(Chart and figure data)
==================================================
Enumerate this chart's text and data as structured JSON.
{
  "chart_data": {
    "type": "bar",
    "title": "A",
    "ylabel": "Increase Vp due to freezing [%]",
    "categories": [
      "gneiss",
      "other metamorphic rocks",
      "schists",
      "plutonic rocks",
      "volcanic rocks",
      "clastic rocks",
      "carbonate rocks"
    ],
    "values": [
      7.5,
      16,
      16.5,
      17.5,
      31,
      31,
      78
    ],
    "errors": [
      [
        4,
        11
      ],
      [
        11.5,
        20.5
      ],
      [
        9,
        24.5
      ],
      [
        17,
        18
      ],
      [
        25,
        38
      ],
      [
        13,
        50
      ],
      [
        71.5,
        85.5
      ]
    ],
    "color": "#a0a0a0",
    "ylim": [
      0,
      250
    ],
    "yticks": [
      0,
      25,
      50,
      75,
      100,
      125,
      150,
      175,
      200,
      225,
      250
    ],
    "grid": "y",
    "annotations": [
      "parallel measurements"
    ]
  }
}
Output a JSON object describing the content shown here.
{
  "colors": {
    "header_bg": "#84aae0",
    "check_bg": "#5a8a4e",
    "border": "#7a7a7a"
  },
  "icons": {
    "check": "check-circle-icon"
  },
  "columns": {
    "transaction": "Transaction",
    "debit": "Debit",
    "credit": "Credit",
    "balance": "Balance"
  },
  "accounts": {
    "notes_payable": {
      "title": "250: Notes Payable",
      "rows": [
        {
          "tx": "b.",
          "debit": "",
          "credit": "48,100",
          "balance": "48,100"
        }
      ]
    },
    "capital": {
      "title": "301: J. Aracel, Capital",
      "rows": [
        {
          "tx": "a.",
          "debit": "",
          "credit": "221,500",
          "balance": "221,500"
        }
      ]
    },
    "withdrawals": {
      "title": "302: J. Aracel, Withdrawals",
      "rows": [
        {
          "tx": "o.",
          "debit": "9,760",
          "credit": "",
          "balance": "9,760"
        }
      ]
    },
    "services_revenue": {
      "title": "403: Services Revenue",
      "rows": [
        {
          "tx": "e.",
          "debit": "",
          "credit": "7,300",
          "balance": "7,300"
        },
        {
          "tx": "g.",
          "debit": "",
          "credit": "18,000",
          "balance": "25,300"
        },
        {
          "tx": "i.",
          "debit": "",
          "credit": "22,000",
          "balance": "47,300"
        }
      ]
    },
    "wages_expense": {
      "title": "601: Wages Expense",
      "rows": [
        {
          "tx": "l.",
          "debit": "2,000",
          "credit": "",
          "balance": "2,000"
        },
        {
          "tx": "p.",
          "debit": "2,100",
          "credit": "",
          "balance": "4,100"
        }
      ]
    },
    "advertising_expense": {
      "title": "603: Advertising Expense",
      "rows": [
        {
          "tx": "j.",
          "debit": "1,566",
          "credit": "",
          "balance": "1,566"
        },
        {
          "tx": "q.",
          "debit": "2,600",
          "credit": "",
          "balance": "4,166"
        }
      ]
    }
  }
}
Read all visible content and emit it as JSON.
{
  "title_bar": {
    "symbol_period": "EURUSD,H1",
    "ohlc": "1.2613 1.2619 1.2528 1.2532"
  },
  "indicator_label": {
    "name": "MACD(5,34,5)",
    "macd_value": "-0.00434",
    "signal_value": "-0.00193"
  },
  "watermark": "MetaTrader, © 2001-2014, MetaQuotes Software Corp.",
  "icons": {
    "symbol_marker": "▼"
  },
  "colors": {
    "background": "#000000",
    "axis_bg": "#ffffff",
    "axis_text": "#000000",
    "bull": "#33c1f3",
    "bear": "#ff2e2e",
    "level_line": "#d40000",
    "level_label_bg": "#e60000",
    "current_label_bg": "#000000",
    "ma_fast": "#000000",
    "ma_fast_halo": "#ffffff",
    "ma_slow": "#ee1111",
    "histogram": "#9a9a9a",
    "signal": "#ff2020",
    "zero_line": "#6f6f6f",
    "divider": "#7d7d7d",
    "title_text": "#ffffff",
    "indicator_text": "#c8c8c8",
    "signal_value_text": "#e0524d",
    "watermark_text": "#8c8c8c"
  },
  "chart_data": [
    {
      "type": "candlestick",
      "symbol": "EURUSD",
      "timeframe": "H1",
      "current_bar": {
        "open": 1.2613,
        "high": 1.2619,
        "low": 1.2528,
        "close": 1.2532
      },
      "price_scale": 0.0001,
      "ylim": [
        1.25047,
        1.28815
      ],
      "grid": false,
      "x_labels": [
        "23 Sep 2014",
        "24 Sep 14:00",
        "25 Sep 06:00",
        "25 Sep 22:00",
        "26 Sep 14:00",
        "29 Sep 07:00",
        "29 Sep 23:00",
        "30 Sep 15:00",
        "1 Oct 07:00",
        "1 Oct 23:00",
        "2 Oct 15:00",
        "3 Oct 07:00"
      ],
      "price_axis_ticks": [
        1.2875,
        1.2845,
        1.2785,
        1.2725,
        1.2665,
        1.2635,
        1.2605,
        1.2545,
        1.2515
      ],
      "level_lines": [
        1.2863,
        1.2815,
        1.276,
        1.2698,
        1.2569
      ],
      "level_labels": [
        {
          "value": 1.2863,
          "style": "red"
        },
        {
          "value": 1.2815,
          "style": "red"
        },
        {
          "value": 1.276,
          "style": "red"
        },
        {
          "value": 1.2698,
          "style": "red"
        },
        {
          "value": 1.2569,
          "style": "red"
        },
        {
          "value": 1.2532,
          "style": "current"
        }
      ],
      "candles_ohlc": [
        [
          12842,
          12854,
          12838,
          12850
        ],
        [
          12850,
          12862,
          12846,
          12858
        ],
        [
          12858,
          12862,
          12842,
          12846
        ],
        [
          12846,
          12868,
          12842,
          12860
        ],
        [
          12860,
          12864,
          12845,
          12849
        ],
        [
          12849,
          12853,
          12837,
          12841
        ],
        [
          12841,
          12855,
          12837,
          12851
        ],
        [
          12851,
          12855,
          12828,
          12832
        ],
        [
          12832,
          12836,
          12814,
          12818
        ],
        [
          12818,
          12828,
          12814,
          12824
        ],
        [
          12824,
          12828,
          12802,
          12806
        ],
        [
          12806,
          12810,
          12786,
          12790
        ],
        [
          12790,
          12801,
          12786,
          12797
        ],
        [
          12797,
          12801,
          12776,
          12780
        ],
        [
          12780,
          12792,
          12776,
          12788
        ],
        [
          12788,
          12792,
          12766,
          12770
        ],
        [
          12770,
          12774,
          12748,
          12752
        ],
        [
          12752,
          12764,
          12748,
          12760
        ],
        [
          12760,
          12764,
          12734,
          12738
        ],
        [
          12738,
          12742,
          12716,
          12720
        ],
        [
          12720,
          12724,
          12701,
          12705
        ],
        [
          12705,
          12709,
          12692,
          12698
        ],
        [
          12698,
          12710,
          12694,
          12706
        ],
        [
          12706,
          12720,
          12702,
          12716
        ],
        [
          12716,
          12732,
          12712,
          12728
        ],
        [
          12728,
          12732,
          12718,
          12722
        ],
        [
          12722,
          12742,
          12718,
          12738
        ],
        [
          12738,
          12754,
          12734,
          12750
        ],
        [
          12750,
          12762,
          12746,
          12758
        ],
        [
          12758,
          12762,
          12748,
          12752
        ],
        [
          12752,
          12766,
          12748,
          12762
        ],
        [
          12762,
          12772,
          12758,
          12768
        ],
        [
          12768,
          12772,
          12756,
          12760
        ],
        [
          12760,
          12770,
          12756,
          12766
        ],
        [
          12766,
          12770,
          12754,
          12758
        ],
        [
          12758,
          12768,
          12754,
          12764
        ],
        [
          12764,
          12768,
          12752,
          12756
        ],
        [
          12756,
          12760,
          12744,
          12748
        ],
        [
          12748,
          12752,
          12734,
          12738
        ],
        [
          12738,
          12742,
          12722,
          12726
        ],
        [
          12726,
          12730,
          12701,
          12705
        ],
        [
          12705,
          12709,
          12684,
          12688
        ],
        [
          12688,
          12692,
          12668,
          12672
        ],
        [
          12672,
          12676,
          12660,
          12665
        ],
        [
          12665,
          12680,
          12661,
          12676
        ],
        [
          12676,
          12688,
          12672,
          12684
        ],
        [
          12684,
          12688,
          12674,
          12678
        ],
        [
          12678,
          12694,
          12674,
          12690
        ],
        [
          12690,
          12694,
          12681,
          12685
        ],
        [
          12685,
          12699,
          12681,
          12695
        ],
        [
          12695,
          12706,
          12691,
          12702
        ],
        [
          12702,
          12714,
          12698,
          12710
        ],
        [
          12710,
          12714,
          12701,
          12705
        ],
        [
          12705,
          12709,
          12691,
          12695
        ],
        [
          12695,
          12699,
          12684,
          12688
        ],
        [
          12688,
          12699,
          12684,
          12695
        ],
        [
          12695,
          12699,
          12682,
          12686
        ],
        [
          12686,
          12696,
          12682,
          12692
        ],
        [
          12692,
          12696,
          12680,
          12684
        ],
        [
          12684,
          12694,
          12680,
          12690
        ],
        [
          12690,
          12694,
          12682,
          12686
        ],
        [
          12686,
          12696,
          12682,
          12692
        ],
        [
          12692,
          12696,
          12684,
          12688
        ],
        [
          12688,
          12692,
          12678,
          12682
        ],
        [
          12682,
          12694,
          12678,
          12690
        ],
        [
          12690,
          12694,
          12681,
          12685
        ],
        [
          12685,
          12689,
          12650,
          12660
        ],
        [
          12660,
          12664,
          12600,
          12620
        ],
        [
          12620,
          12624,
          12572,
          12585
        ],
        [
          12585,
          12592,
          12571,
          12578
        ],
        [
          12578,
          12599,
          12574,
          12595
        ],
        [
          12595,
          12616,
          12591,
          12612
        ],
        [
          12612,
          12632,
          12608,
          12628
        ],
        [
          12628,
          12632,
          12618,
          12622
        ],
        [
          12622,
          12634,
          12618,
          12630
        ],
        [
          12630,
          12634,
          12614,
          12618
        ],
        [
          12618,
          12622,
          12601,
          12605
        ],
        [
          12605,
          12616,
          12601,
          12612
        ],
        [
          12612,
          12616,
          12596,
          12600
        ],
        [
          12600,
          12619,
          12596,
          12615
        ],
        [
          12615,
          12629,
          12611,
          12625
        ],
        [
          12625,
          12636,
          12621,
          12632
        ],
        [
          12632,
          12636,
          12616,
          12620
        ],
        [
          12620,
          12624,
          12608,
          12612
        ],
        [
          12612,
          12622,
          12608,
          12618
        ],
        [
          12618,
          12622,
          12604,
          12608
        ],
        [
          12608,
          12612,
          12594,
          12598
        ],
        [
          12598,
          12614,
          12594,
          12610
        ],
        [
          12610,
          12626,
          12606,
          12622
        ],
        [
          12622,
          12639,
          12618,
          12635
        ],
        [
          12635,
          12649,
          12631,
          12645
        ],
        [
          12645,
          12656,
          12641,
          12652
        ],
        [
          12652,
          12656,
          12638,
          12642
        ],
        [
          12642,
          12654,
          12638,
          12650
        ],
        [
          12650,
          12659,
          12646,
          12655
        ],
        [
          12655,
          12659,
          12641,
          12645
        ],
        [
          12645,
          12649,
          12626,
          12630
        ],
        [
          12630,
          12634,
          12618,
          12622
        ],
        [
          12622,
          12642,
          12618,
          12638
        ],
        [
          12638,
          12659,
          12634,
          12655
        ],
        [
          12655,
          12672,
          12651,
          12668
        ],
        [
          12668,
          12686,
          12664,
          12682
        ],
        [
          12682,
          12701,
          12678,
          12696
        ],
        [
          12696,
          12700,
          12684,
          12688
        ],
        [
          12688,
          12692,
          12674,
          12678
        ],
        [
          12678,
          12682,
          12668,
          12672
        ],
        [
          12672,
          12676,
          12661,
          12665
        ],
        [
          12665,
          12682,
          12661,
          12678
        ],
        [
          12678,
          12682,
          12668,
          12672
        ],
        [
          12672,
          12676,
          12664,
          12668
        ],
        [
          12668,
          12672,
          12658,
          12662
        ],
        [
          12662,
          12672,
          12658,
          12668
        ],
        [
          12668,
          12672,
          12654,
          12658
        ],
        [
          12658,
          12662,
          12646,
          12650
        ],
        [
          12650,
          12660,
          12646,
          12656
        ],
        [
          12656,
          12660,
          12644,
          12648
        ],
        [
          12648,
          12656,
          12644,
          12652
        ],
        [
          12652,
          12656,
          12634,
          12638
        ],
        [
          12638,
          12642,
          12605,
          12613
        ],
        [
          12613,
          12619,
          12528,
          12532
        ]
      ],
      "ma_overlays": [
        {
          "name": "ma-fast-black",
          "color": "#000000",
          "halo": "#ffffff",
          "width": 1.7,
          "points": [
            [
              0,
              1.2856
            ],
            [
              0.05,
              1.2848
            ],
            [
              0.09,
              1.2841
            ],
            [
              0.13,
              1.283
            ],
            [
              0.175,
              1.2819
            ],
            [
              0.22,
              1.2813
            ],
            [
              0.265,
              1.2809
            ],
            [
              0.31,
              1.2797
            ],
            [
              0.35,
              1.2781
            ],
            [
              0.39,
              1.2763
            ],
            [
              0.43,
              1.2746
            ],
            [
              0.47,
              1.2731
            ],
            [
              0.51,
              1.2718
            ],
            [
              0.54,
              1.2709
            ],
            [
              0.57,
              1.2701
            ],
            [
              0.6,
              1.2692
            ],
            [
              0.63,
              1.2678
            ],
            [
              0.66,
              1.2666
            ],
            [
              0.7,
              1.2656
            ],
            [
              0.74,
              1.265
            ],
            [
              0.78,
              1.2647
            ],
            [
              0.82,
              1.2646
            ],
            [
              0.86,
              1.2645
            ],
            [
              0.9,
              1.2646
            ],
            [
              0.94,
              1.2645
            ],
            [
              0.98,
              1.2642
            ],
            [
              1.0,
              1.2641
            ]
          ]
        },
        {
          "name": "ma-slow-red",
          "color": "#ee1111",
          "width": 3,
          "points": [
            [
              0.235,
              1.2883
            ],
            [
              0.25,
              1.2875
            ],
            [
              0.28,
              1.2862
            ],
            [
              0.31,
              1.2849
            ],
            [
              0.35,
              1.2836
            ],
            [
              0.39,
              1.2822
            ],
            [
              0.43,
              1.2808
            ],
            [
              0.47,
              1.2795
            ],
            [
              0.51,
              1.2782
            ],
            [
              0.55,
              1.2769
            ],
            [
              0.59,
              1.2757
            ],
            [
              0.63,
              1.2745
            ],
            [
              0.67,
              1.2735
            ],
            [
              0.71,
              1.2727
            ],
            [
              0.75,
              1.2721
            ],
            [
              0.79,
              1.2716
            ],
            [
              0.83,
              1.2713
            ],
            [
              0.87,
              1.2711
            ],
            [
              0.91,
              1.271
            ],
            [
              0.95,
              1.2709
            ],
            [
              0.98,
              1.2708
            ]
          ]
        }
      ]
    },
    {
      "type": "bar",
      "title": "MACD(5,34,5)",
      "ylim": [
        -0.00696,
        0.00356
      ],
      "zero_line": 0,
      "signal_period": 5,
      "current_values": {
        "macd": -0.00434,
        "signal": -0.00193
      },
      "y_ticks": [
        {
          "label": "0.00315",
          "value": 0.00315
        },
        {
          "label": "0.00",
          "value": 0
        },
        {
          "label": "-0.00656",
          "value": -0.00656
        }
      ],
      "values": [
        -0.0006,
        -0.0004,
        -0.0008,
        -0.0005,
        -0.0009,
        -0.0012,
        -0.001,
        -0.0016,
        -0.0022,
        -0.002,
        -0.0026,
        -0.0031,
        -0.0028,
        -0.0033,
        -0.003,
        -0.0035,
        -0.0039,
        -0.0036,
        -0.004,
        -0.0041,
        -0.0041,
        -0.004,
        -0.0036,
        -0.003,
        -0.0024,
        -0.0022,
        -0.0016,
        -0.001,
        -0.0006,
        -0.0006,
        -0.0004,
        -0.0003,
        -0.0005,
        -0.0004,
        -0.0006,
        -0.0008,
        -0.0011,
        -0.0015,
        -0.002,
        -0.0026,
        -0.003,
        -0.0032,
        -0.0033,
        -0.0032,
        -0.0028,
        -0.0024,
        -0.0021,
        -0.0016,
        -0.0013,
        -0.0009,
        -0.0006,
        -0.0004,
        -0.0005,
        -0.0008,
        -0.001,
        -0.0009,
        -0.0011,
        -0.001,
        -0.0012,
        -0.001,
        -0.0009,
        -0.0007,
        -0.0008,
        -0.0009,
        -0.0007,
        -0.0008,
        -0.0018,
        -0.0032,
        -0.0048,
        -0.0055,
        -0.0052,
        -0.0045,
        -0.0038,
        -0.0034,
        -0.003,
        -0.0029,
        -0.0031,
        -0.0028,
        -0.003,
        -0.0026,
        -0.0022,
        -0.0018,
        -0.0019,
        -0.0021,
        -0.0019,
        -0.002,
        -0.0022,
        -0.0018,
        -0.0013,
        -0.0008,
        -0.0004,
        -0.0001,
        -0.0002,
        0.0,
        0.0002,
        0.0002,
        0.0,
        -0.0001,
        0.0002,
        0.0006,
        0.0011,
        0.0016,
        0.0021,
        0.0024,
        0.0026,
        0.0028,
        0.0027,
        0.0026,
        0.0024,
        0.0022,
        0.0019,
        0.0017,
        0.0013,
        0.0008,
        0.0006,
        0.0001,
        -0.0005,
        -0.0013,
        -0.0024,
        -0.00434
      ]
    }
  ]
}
==================================================
**GIVEN TASK**
Find and copy each line above that includes the string "ffffff".

**RESULT OF THE TASK**
    "axis_bg": "#ffffff",
    "ma_fast_halo": "#ffffff",
    "title_text": "#ffffff",
          "halo": "#ffffff",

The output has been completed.